---------- Data entries ----------

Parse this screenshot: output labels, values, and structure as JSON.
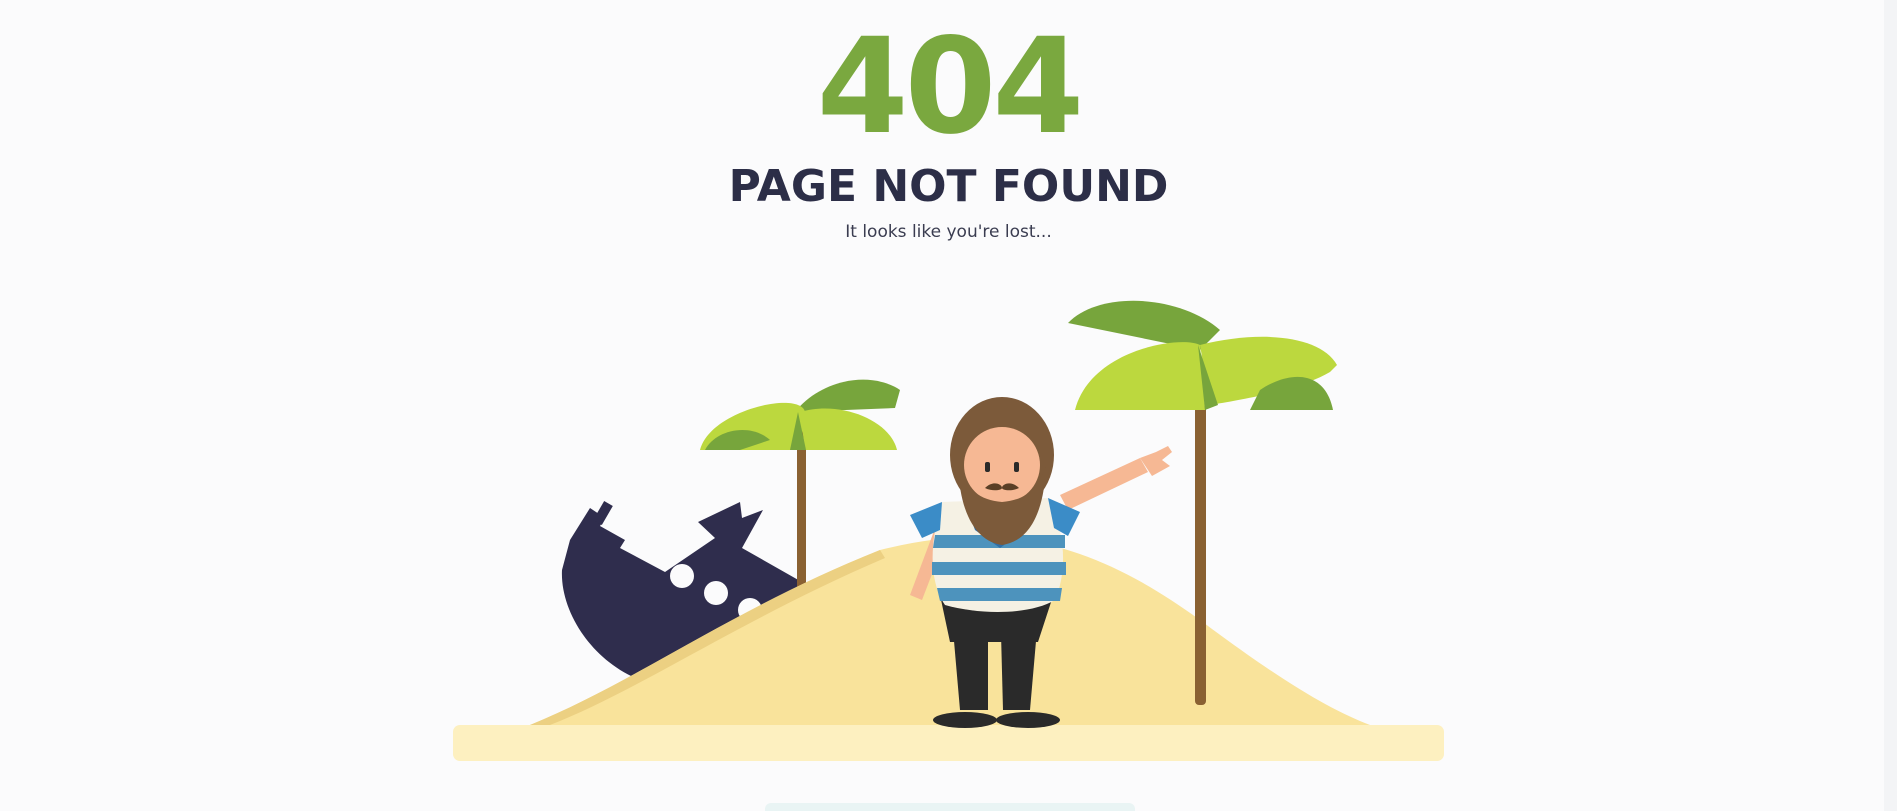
{
  "error": {
    "code": "404",
    "title": "PAGE NOT FOUND",
    "subtitle": "It looks like you're lost..."
  },
  "illustration": {
    "description_icons": [
      "palm-tree-icon",
      "shipwreck-icon",
      "sailor-icon",
      "sand-dune-icon"
    ]
  },
  "colors": {
    "code": "#7aa83f",
    "title": "#2c2e47",
    "sand": "#f9e39b",
    "ground": "#fdf0c0",
    "ship": "#2f2d4d",
    "palm_light": "#bcd83e",
    "palm_dark": "#77a53c",
    "trunk": "#8a6132"
  }
}
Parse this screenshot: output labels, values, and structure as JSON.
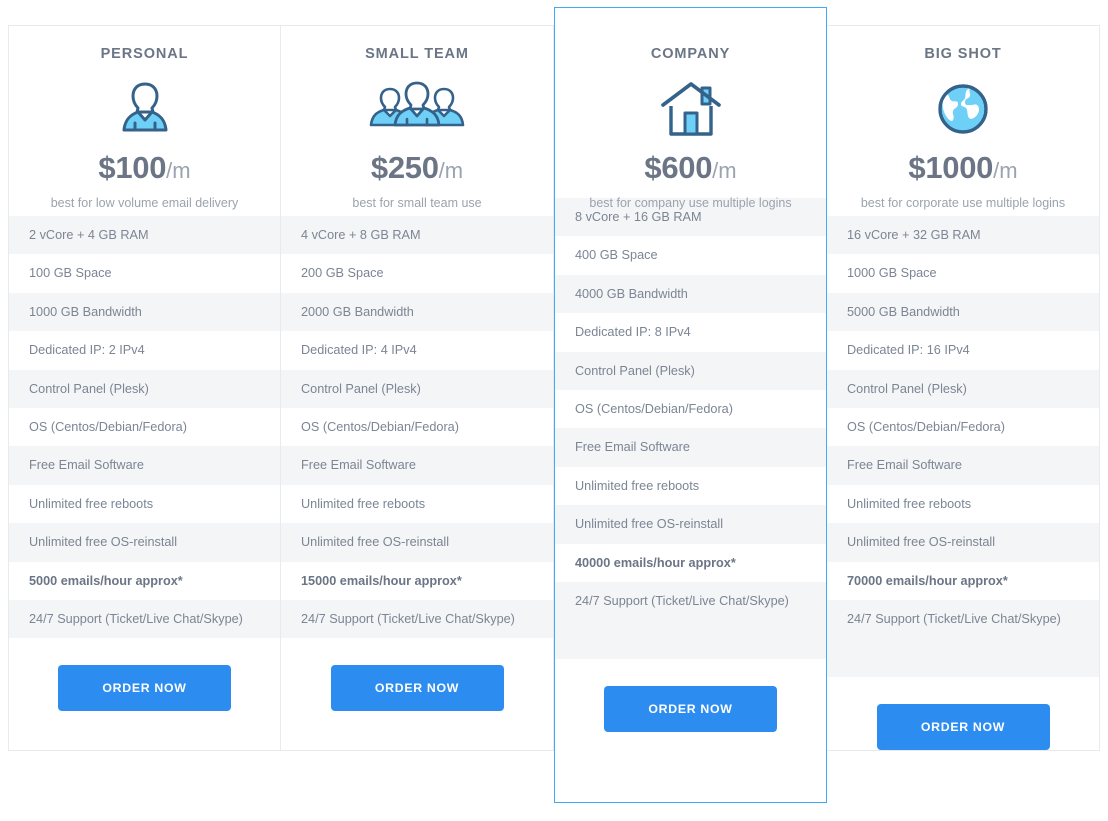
{
  "theme": {
    "accent": "#2d8cf0",
    "featured_border": "#3faaf7",
    "text": "#7b8594",
    "heading": "#6b7585",
    "muted": "#9aa3af",
    "row_stripe": "#f4f5f6",
    "border": "#e9eaec"
  },
  "plans": [
    {
      "title": "PERSONAL",
      "icon": "single-user-icon",
      "price_amount": "$100",
      "price_period": "/m",
      "tagline": "best for low volume email delivery",
      "featured": false,
      "features": [
        "2 vCore + 4 GB RAM",
        "100 GB Space",
        "1000 GB Bandwidth",
        "Dedicated IP: 2 IPv4",
        "Control Panel (Plesk)",
        "OS (Centos/Debian/Fedora)",
        "Free Email Software",
        "Unlimited free reboots",
        "Unlimited free OS-reinstall",
        "5000 emails/hour approx*",
        "24/7  Support (Ticket/Live Chat/Skype)"
      ],
      "button_label": "ORDER NOW"
    },
    {
      "title": "SMALL TEAM",
      "icon": "group-of-users-icon",
      "price_amount": "$250",
      "price_period": "/m",
      "tagline": "best for small team use",
      "featured": false,
      "features": [
        "4 vCore + 8 GB RAM",
        "200 GB Space",
        "2000 GB Bandwidth",
        "Dedicated IP: 4 IPv4",
        "Control Panel (Plesk)",
        "OS (Centos/Debian/Fedora)",
        "Free Email Software",
        "Unlimited free reboots",
        "Unlimited free OS-reinstall",
        "15000 emails/hour approx*",
        "24/7  Support (Ticket/Live Chat/Skype)"
      ],
      "button_label": "ORDER NOW"
    },
    {
      "title": "COMPANY",
      "icon": "house-icon",
      "price_amount": "$600",
      "price_period": "/m",
      "tagline": "best for company use multiple logins",
      "featured": true,
      "features": [
        "8 vCore + 16 GB RAM",
        "400 GB Space",
        "4000 GB Bandwidth",
        "Dedicated IP: 8 IPv4",
        "Control Panel (Plesk)",
        "OS (Centos/Debian/Fedora)",
        "Free Email Software",
        "Unlimited free reboots",
        "Unlimited free OS-reinstall",
        "40000 emails/hour approx*",
        "24/7  Support (Ticket/Live Chat/Skype)"
      ],
      "button_label": "ORDER NOW"
    },
    {
      "title": "BIG SHOT",
      "icon": "globe-icon",
      "price_amount": "$1000",
      "price_period": "/m",
      "tagline": "best for corporate use multiple logins",
      "featured": false,
      "features": [
        "16 vCore + 32 GB RAM",
        "1000 GB Space",
        "5000 GB Bandwidth",
        "Dedicated IP: 16 IPv4",
        "Control Panel (Plesk)",
        "OS (Centos/Debian/Fedora)",
        "Free Email Software",
        "Unlimited free reboots",
        "Unlimited free OS-reinstall",
        "70000 emails/hour approx*",
        "24/7  Support (Ticket/Live Chat/Skype)"
      ],
      "button_label": "ORDER NOW"
    }
  ]
}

----------

*Given request:* Omit every picture, then reproduce the rest of the listing exactly.

*Written reply:*
Parse this screenshot: output labels, values, and structure as JSON.
{
  "error": {
    "code": "404",
    "title": "PAGE NOT FOUND",
    "subtitle": "It looks like you're lost..."
  },
  "illustration": {
    "description_icons": [
      "palm-tree-icon",
      "shipwreck-icon",
      "sailor-icon",
      "sand-dune-icon"
    ]
  },
  "colors": {
    "code": "#7aa83f",
    "title": "#2c2e47",
    "sand": "#f9e39b",
    "ground": "#fdf0c0",
    "ship": "#2f2d4d",
    "palm_light": "#bcd83e",
    "palm_dark": "#77a53c",
    "trunk": "#8a6132"
  }
}
Parse this screenshot: output labels, values, and structure as JSON.
{
  "theme": {
    "accent": "#2d8cf0",
    "featured_border": "#3faaf7",
    "text": "#7b8594",
    "heading": "#6b7585",
    "muted": "#9aa3af",
    "row_stripe": "#f4f5f6",
    "border": "#e9eaec"
  },
  "plans": [
    {
      "title": "PERSONAL",
      "icon": "single-user-icon",
      "price_amount": "$100",
      "price_period": "/m",
      "tagline": "best for low volume email delivery",
      "featured": false,
      "features": [
        "2 vCore + 4 GB RAM",
        "100 GB Space",
        "1000 GB Bandwidth",
        "Dedicated IP: 2 IPv4",
        "Control Panel (Plesk)",
        "OS (Centos/Debian/Fedora)",
        "Free Email Software",
        "Unlimited free reboots",
        "Unlimited free OS-reinstall",
        "5000 emails/hour approx*",
        "24/7  Support (Ticket/Live Chat/Skype)"
      ],
      "button_label": "ORDER NOW"
    },
    {
      "title": "SMALL TEAM",
      "icon": "group-of-users-icon",
      "price_amount": "$250",
      "price_period": "/m",
      "tagline": "best for small team use",
      "featured": false,
      "features": [
        "4 vCore + 8 GB RAM",
        "200 GB Space",
        "2000 GB Bandwidth",
        "Dedicated IP: 4 IPv4",
        "Control Panel (Plesk)",
        "OS (Centos/Debian/Fedora)",
        "Free Email Software",
        "Unlimited free reboots",
        "Unlimited free OS-reinstall",
        "15000 emails/hour approx*",
        "24/7  Support (Ticket/Live Chat/Skype)"
      ],
      "button_label": "ORDER NOW"
    },
    {
      "title": "COMPANY",
      "icon": "house-icon",
      "price_amount": "$600",
      "price_period": "/m",
      "tagline": "best for company use multiple logins",
      "featured": true,
      "features": [
        "8 vCore + 16 GB RAM",
        "400 GB Space",
        "4000 GB Bandwidth",
        "Dedicated IP: 8 IPv4",
        "Control Panel (Plesk)",
        "OS (Centos/Debian/Fedora)",
        "Free Email Software",
        "Unlimited free reboots",
        "Unlimited free OS-reinstall",
        "40000 emails/hour approx*",
        "24/7  Support (Ticket/Live Chat/Skype)"
      ],
      "button_label": "ORDER NOW"
    },
    {
      "title": "BIG SHOT",
      "icon": "globe-icon",
      "price_amount": "$1000",
      "price_period": "/m",
      "tagline": "best for corporate use multiple logins",
      "featured": false,
      "features": [
        "16 vCore + 32 GB RAM",
        "1000 GB Space",
        "5000 GB Bandwidth",
        "Dedicated IP: 16 IPv4",
        "Control Panel (Plesk)",
        "OS (Centos/Debian/Fedora)",
        "Free Email Software",
        "Unlimited free reboots",
        "Unlimited free OS-reinstall",
        "70000 emails/hour approx*",
        "24/7  Support (Ticket/Live Chat/Skype)"
      ],
      "button_label": "ORDER NOW"
    }
  ]
}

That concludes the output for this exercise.